§ DIRECTIONS FOR THIS TASK
Reproduce the entire listing word for word.

======

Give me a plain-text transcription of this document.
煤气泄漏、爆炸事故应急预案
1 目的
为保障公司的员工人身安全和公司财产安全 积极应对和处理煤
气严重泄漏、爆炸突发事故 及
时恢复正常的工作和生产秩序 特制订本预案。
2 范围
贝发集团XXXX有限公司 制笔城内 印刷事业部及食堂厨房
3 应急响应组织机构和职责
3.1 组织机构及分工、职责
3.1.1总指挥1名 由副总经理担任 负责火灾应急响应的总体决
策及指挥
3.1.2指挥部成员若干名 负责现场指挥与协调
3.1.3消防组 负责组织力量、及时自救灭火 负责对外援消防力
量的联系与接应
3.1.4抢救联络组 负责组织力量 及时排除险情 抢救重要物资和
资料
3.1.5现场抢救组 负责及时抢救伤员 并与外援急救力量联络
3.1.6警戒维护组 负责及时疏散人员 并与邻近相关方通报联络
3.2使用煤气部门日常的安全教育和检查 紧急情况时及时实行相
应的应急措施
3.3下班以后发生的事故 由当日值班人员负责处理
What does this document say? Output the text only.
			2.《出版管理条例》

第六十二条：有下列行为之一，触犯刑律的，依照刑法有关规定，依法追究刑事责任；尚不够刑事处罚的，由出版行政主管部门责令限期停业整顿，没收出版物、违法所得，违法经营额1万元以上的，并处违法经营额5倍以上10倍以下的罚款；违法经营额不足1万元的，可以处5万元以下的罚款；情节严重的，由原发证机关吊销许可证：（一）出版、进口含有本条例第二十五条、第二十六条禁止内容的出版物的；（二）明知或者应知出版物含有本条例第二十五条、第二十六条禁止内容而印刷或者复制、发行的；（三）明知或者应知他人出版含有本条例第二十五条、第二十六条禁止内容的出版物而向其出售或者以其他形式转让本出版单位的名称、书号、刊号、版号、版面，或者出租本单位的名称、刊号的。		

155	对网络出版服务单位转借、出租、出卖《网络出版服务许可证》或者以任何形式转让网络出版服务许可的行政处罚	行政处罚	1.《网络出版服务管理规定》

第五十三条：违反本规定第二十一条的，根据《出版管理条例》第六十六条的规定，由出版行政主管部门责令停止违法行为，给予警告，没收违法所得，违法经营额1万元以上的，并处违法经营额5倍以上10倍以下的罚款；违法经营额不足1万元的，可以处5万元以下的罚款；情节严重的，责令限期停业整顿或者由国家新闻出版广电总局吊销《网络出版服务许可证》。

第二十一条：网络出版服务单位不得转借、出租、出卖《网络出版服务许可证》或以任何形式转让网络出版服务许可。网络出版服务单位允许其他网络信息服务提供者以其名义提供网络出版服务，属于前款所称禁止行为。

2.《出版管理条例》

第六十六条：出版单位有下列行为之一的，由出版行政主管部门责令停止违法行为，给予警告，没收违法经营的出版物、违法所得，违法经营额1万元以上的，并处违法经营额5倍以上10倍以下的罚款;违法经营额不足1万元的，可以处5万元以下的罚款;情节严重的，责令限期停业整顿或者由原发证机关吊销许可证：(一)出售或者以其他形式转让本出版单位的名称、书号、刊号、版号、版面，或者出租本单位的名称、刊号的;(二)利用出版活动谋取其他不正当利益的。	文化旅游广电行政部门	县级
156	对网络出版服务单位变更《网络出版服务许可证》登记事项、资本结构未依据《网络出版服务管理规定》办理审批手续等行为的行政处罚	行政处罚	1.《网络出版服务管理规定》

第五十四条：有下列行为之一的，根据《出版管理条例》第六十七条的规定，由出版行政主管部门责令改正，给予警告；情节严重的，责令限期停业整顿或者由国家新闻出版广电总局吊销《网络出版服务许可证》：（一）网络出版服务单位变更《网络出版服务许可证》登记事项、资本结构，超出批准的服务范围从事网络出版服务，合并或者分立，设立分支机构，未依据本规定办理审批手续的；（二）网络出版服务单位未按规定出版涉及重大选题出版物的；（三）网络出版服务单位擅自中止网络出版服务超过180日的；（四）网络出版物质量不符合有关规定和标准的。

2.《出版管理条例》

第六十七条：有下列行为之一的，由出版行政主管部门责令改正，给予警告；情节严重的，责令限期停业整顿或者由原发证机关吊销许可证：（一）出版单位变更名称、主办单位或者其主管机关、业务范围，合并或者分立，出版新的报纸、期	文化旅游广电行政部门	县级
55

======

§ WORKED SOLUTION
Give me a plain-text transcription of this document.
煤气泄漏、爆炸事故应急预案
1 目的
为保障公司的员工人身安全和公司财产安全 积极应对和处理煤
气严重泄漏、爆炸突发事故 及
时恢复正常的工作和生产秩序 特制订本预案。
2 范围
贝发集团XXXX有限公司 制笔城内 印刷事业部及食堂厨房
3 应急响应组织机构和职责
3.1 组织机构及分工、职责
3.1.1总指挥1名 由副总经理担任 负责火灾应急响应的总体决
策及指挥
3.1.2指挥部成员若干名 负责现场指挥与协调
3.1.3消防组 负责组织力量、及时自救灭火 负责对外援消防力
量的联系与接应
3.1.4抢救联络组 负责组织力量 及时排除险情 抢救重要物资和
资料
3.1.5现场抢救组 负责及时抢救伤员 并与外援急救力量联络
3.1.6警戒维护组 负责及时疏散人员 并与邻近相关方通报联络
3.2使用煤气部门日常的安全教育和检查 紧急情况时及时实行相
应的应急措施
3.3下班以后发生的事故 由当日值班人员负责处理
What does this document say? Output the text only.
			2.《出版管理条例》

第六十二条：有下列行为之一，触犯刑律的，依照刑法有关规定，依法追究刑事责任；尚不够刑事处罚的，由出版行政主管部门责令限期停业整顿，没收出版物、违法所得，违法经营额1万元以上的，并处违法经营额5倍以上10倍以下的罚款；违法经营额不足1万元的，可以处5万元以下的罚款；情节严重的，由原发证机关吊销许可证：（一）出版、进口含有本条例第二十五条、第二十六条禁止内容的出版物的；（二）明知或者应知出版物含有本条例第二十五条、第二十六条禁止内容而印刷或者复制、发行的；（三）明知或者应知他人出版含有本条例第二十五条、第二十六条禁止内容的出版物而向其出售或者以其他形式转让本出版单位的名称、书号、刊号、版号、版面，或者出租本单位的名称、刊号的。		

155	对网络出版服务单位转借、出租、出卖《网络出版服务许可证》或者以任何形式转让网络出版服务许可的行政处罚	行政处罚	1.《网络出版服务管理规定》

第五十三条：违反本规定第二十一条的，根据《出版管理条例》第六十六条的规定，由出版行政主管部门责令停止违法行为，给予警告，没收违法所得，违法经营额1万元以上的，并处违法经营额5倍以上10倍以下的罚款；违法经营额不足1万元的，可以处5万元以下的罚款；情节严重的，责令限期停业整顿或者由国家新闻出版广电总局吊销《网络出版服务许可证》。

第二十一条：网络出版服务单位不得转借、出租、出卖《网络出版服务许可证》或以任何形式转让网络出版服务许可。网络出版服务单位允许其他网络信息服务提供者以其名义提供网络出版服务，属于前款所称禁止行为。

2.《出版管理条例》

第六十六条：出版单位有下列行为之一的，由出版行政主管部门责令停止违法行为，给予警告，没收违法经营的出版物、违法所得，违法经营额1万元以上的，并处违法经营额5倍以上10倍以下的罚款;违法经营额不足1万元的，可以处5万元以下的罚款;情节严重的，责令限期停业整顿或者由原发证机关吊销许可证：(一)出售或者以其他形式转让本出版单位的名称、书号、刊号、版号、版面，或者出租本单位的名称、刊号的;(二)利用出版活动谋取其他不正当利益的。	文化旅游广电行政部门	县级
156	对网络出版服务单位变更《网络出版服务许可证》登记事项、资本结构未依据《网络出版服务管理规定》办理审批手续等行为的行政处罚	行政处罚	1.《网络出版服务管理规定》

第五十四条：有下列行为之一的，根据《出版管理条例》第六十七条的规定，由出版行政主管部门责令改正，给予警告；情节严重的，责令限期停业整顿或者由国家新闻出版广电总局吊销《网络出版服务许可证》：（一）网络出版服务单位变更《网络出版服务许可证》登记事项、资本结构，超出批准的服务范围从事网络出版服务，合并或者分立，设立分支机构，未依据本规定办理审批手续的；（二）网络出版服务单位未按规定出版涉及重大选题出版物的；（三）网络出版服务单位擅自中止网络出版服务超过180日的；（四）网络出版物质量不符合有关规定和标准的。

2.《出版管理条例》

第六十七条：有下列行为之一的，由出版行政主管部门责令改正，给予警告；情节严重的，责令限期停业整顿或者由原发证机关吊销许可证：（一）出版单位变更名称、主办单位或者其主管机关、业务范围，合并或者分立，出版新的报纸、期	文化旅游广电行政部门	县级
55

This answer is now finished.